Extracted data entries:
— start —

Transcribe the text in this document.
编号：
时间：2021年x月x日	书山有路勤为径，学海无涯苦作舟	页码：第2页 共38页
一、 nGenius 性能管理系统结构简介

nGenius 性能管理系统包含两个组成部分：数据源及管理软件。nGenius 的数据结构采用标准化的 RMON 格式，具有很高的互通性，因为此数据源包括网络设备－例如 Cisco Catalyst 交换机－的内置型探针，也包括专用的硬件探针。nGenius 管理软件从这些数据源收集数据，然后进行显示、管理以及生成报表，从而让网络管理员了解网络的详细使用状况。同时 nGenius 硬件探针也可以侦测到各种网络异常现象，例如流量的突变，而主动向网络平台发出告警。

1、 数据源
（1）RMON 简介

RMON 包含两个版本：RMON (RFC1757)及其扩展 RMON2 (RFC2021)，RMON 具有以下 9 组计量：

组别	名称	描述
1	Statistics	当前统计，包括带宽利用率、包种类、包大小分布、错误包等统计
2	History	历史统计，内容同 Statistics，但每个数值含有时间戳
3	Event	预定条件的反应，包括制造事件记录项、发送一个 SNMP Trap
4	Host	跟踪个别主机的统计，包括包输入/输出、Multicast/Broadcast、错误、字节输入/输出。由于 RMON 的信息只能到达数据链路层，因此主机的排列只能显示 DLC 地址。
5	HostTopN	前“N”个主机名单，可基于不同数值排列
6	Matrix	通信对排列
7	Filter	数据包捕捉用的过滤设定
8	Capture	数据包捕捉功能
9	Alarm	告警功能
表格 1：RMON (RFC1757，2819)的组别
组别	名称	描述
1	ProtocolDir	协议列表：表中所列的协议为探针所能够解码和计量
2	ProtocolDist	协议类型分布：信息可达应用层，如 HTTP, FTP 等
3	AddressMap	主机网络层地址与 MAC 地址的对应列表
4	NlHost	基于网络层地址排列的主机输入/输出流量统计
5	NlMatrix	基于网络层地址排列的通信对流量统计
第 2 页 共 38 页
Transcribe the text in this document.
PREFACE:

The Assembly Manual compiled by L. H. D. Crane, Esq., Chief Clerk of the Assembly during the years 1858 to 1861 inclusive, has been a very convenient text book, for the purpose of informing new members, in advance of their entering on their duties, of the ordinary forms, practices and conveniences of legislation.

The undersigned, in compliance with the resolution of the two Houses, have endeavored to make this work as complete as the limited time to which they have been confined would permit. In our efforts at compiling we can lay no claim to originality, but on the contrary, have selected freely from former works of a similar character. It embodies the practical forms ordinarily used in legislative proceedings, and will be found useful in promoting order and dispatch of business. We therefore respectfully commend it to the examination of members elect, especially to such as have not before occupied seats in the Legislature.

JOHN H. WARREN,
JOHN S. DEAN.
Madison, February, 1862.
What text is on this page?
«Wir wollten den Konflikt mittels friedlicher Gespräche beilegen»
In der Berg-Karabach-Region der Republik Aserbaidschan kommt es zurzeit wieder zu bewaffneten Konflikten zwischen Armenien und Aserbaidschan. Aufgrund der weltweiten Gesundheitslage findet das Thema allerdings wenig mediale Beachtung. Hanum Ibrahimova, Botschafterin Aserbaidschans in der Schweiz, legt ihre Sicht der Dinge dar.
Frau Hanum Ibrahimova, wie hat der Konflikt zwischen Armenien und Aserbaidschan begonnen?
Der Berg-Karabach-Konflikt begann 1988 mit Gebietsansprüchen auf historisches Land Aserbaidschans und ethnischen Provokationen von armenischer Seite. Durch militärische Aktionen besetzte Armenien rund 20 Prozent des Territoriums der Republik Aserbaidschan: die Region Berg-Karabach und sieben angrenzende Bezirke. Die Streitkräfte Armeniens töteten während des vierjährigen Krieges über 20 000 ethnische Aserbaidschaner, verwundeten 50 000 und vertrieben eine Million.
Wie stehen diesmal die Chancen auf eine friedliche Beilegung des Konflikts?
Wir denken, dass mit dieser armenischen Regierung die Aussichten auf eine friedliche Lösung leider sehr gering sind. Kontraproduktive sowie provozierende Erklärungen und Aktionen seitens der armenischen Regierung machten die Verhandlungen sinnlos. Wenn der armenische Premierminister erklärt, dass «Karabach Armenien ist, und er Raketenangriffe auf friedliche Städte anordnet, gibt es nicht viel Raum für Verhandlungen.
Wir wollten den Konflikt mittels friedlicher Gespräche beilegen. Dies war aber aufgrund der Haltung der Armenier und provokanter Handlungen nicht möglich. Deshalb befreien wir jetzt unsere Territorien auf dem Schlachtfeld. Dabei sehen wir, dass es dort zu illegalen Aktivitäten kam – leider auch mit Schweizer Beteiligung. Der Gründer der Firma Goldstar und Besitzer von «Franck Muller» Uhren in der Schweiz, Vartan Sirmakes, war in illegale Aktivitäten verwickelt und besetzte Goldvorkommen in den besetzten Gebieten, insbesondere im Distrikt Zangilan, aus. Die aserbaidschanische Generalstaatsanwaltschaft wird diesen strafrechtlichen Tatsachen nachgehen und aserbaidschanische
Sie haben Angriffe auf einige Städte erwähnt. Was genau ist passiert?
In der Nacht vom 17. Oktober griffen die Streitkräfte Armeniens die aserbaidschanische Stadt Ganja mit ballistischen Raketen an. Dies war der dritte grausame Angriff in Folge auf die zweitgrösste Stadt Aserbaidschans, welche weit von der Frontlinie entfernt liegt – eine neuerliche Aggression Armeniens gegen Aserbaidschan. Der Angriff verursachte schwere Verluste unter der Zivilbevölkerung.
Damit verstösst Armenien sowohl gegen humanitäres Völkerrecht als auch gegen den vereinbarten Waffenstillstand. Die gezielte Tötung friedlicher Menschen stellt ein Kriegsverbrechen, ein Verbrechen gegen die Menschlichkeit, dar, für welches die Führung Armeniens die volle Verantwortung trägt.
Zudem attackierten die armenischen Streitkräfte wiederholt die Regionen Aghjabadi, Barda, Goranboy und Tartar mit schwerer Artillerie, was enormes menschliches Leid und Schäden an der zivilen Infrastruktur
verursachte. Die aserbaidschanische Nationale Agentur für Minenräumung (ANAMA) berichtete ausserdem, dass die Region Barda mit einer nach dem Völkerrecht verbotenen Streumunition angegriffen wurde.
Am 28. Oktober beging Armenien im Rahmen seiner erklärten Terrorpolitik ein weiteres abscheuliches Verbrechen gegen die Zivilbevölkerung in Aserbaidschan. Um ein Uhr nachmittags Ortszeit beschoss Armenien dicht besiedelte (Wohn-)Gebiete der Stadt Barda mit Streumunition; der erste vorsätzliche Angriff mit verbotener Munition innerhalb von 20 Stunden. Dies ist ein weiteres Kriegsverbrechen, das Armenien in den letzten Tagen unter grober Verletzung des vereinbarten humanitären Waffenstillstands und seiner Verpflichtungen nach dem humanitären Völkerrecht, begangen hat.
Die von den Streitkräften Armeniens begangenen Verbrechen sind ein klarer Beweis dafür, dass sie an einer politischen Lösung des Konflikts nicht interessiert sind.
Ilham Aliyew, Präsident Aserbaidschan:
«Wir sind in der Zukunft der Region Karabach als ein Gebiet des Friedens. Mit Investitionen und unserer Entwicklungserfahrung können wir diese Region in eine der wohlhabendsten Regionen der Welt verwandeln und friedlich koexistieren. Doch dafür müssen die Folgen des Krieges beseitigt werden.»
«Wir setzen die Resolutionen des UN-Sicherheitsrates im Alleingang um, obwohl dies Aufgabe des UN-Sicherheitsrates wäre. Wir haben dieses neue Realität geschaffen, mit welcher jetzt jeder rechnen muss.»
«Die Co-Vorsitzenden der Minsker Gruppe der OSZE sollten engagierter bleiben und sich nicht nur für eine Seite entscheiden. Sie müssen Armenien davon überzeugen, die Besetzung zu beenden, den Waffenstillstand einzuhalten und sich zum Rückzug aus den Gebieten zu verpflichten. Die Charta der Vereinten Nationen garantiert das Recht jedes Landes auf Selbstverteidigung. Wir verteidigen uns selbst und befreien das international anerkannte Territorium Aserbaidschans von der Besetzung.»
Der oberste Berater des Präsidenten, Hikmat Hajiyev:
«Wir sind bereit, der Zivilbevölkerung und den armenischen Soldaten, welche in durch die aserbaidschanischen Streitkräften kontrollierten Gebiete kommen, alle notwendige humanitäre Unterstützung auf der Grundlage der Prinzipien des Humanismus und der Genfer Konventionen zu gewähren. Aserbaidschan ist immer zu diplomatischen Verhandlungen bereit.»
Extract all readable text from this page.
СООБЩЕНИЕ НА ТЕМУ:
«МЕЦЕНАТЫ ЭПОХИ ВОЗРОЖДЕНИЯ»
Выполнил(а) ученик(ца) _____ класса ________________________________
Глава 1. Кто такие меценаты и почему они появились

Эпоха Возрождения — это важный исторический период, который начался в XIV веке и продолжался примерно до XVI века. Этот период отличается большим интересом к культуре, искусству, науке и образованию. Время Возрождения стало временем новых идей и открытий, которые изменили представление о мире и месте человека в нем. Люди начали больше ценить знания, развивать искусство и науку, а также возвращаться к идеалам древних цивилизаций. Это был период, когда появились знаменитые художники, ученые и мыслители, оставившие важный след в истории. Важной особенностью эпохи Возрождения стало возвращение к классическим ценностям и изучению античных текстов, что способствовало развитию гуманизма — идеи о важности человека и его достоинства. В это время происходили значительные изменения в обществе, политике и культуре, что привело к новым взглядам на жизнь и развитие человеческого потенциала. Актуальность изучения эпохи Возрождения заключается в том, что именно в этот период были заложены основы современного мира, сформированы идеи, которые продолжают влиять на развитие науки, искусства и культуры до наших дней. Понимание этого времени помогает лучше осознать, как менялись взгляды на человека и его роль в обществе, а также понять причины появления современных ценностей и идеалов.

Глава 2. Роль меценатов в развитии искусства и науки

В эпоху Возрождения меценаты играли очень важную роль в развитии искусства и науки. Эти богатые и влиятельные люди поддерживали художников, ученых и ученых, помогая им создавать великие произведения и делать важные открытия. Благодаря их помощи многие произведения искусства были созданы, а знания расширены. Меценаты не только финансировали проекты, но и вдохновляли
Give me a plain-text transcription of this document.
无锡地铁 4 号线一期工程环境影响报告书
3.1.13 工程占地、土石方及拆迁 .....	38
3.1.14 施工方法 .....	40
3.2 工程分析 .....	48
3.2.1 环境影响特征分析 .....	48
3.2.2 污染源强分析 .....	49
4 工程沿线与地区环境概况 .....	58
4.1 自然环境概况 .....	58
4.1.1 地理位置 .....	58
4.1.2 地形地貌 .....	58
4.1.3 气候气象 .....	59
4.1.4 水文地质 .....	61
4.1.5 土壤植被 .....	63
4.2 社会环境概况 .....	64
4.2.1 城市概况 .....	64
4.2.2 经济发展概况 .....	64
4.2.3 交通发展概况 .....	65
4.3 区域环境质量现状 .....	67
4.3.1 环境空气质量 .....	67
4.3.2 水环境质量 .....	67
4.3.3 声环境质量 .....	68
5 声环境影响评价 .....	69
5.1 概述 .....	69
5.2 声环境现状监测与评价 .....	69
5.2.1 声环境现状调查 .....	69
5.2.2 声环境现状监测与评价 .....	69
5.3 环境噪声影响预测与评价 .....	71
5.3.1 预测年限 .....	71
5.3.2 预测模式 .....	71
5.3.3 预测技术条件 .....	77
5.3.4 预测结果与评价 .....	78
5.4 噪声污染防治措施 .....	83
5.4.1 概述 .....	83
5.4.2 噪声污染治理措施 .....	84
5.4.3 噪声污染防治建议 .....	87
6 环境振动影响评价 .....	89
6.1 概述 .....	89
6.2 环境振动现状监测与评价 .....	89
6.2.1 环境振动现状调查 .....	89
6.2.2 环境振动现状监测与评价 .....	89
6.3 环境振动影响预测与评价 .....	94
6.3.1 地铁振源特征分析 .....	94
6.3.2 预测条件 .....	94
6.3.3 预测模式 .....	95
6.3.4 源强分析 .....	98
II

— end —

| WHAT IS NEEDED |
Lines of the material that contain the word "Lösung" are to be gathered.

| OUTPUT FOR THIS TASK |
Wir denken, dass mit dieser armenischen Regierung die Aussichten auf eine friedliche Lösung leider sehr gering sind. Kontraproduktive sowie provozierende Erklärungen und Aktionen seitens der armenischen Regierung machten die Verhandlungen sinnlos. Wenn der armenische Premierminister erklärt, dass «Karabach Armenien ist, und er Raketenangriffe auf friedliche Städte anordnet, gibt es nicht viel Raum für Verhandlungen.
Die von den Streitkräften Armeniens begangenen Verbrechen sind ein klarer Beweis dafür, dass sie an einer politischen Lösung des Konflikts nicht interessiert sind.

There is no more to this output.